Problem statement: The required output is a single number: how many lines of the material contain the string "name".

Records to process:
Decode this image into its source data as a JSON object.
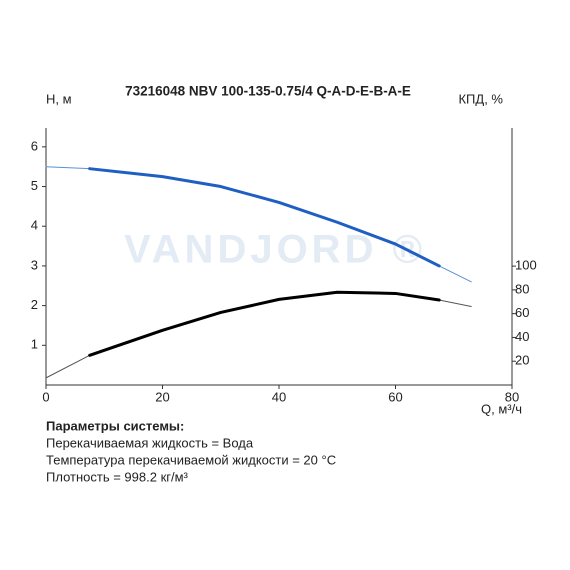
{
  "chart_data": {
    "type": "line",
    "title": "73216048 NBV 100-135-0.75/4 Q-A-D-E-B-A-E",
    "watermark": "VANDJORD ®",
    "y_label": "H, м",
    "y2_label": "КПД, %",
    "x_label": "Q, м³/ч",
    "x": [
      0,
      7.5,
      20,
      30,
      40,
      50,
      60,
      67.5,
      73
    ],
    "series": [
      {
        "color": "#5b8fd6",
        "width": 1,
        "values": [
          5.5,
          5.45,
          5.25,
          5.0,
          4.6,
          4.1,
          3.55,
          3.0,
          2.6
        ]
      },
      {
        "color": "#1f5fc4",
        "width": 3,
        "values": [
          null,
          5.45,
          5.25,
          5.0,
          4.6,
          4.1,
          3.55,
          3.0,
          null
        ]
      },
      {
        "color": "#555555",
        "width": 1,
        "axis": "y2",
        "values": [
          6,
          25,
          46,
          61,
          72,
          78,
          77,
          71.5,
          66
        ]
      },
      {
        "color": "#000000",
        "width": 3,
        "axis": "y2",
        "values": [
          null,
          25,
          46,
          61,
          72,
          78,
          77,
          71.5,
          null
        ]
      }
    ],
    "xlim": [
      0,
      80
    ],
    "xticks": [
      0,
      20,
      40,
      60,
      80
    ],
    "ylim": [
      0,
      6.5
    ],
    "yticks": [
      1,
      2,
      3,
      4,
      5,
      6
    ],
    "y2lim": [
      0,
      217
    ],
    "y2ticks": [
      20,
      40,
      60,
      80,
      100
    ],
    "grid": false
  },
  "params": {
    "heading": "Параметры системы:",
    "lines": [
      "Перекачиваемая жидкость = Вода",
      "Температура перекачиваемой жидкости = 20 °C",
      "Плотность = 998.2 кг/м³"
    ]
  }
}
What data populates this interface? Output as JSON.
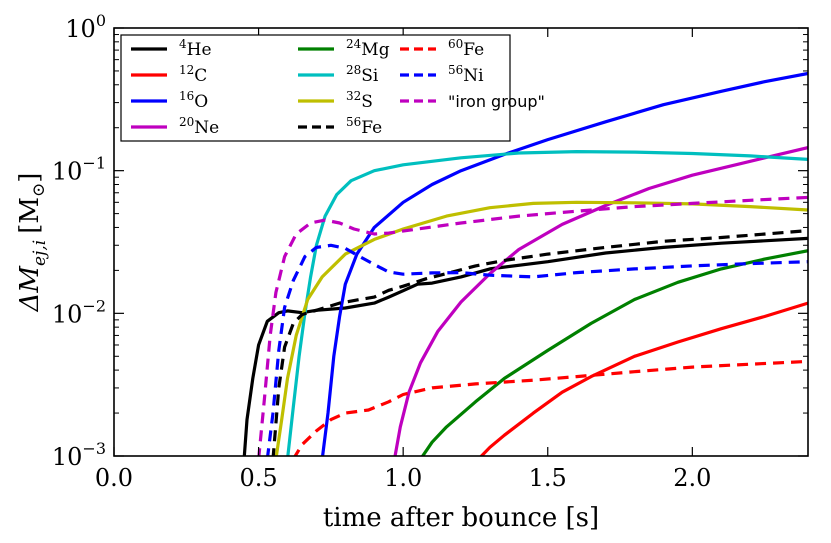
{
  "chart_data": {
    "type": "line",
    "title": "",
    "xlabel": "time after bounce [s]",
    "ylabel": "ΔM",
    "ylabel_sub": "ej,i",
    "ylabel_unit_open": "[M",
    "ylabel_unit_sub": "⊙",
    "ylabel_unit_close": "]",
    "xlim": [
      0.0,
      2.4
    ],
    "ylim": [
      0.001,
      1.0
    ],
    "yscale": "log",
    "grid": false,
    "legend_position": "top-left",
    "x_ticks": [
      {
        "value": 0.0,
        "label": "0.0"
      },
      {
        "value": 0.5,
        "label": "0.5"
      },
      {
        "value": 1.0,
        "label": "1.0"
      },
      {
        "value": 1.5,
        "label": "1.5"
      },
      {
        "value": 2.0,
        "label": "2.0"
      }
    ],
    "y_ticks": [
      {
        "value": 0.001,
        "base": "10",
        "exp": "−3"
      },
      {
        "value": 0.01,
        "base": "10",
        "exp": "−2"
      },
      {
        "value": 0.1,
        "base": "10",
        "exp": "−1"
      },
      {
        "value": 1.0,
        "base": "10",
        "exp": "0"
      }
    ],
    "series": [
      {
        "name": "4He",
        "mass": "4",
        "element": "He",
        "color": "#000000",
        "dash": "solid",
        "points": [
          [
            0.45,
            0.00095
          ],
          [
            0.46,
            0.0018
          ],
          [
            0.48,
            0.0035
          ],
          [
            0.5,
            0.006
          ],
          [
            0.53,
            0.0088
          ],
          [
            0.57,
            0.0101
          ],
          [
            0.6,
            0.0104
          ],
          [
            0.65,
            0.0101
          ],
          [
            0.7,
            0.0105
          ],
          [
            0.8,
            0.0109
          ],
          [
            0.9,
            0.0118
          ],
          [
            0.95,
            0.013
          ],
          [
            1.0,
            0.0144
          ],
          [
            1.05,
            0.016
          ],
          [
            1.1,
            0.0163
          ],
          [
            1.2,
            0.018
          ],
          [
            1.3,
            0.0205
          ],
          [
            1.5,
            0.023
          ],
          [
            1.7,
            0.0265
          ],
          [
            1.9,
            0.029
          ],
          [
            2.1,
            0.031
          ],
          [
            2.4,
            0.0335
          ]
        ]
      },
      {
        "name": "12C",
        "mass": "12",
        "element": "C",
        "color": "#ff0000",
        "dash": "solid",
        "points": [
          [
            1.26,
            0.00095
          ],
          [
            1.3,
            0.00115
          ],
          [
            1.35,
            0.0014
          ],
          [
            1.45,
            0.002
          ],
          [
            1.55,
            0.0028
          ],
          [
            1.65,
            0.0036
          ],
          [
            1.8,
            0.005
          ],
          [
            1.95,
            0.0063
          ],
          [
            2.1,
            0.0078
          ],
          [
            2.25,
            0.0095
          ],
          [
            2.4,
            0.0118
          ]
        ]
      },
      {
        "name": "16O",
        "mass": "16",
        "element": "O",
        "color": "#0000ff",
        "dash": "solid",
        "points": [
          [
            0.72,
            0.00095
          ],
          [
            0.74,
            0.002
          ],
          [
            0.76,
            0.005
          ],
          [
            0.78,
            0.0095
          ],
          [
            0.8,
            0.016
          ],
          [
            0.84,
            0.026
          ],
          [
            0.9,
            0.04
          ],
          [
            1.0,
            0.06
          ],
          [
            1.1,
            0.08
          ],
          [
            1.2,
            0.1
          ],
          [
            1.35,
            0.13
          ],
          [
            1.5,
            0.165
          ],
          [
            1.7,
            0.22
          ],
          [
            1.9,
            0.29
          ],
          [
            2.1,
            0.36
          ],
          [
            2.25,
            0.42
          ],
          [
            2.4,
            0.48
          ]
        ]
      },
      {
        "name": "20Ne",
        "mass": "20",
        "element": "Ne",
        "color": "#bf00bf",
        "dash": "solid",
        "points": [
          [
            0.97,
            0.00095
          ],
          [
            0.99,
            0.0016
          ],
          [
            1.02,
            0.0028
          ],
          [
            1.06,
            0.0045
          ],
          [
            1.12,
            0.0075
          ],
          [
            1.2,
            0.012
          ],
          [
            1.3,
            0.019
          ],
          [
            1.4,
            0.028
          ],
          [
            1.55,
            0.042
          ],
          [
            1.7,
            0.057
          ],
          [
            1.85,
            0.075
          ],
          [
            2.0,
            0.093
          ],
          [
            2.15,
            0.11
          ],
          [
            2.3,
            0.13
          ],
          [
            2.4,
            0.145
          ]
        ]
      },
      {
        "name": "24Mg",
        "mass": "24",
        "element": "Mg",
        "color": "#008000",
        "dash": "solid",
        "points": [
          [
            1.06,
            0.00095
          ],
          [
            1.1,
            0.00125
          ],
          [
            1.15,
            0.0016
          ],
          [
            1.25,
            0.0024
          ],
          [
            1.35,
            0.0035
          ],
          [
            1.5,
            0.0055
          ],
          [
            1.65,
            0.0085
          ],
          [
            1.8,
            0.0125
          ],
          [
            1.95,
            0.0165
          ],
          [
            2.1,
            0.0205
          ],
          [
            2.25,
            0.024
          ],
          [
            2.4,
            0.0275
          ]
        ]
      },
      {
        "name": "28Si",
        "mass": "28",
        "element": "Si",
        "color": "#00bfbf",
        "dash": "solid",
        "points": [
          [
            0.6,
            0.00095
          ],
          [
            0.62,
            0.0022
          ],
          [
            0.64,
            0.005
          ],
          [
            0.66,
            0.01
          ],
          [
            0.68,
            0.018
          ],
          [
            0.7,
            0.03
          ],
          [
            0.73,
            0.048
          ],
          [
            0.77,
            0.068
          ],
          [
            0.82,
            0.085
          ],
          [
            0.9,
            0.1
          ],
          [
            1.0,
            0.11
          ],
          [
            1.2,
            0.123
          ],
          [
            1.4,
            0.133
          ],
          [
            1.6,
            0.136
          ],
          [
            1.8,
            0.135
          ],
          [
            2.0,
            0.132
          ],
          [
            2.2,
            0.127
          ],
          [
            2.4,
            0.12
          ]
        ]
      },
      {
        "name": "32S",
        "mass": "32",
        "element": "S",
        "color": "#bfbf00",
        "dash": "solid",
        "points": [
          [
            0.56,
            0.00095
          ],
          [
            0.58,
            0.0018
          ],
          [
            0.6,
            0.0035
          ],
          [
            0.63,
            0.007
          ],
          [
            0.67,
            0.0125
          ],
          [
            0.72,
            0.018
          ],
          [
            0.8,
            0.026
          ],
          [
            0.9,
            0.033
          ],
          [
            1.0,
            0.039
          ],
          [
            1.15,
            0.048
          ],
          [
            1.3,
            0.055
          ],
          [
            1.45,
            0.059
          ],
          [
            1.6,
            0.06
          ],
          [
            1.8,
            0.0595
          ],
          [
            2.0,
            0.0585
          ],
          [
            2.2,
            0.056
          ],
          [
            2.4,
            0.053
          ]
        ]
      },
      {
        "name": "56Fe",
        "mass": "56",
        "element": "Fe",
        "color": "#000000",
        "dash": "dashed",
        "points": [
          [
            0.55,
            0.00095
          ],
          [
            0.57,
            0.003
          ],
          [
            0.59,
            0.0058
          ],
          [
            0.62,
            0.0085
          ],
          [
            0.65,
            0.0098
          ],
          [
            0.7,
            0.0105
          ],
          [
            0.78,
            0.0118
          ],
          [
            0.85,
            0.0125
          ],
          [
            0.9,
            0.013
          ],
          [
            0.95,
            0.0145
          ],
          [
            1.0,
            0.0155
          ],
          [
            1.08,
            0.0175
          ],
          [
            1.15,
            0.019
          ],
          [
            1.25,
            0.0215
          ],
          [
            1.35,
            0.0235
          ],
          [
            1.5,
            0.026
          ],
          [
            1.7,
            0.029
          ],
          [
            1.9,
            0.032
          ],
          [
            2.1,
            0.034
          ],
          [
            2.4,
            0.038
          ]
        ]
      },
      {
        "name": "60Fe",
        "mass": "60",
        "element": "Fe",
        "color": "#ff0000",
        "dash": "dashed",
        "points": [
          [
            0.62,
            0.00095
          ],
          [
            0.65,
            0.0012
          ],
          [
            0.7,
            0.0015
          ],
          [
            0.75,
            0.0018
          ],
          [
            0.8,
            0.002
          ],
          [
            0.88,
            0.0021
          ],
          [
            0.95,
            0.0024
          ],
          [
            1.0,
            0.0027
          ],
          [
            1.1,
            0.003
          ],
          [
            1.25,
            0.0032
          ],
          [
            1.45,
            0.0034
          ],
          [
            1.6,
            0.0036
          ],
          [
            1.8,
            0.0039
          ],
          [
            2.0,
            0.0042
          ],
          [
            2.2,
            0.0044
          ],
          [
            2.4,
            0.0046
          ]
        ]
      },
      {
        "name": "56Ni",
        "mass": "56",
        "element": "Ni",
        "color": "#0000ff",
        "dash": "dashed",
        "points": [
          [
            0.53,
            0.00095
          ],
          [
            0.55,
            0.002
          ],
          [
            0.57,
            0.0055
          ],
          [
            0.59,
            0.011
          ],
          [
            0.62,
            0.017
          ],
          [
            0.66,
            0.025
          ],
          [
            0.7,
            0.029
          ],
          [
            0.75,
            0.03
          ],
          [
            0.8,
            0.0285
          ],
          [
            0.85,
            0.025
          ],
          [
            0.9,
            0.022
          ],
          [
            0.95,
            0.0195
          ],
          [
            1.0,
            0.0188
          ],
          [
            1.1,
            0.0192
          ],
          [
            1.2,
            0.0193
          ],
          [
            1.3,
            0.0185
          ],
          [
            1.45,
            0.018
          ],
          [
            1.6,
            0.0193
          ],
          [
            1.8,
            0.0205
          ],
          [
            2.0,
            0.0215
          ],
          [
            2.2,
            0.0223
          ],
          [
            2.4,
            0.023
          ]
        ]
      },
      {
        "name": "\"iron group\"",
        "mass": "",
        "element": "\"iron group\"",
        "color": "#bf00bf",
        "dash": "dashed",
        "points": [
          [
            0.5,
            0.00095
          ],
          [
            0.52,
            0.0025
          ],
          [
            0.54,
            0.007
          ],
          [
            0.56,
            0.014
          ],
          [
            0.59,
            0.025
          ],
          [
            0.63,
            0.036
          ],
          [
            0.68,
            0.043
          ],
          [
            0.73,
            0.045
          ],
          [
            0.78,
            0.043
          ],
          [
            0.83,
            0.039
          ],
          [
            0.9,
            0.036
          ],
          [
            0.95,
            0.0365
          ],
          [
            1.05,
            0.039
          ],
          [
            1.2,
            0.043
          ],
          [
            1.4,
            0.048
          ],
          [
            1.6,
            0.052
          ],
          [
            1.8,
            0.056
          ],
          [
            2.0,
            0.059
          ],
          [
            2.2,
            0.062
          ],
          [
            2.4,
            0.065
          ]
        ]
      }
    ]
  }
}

==

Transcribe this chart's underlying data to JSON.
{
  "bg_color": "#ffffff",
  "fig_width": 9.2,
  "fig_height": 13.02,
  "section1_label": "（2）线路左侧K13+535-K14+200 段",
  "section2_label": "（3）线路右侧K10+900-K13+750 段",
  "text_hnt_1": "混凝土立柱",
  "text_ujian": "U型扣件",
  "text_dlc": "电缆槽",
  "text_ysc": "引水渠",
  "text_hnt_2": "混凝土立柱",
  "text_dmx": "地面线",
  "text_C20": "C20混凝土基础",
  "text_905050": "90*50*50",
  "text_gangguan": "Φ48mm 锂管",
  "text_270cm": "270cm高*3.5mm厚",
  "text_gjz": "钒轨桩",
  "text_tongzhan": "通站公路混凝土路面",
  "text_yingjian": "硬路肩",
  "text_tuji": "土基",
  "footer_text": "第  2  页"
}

Expected answer: 11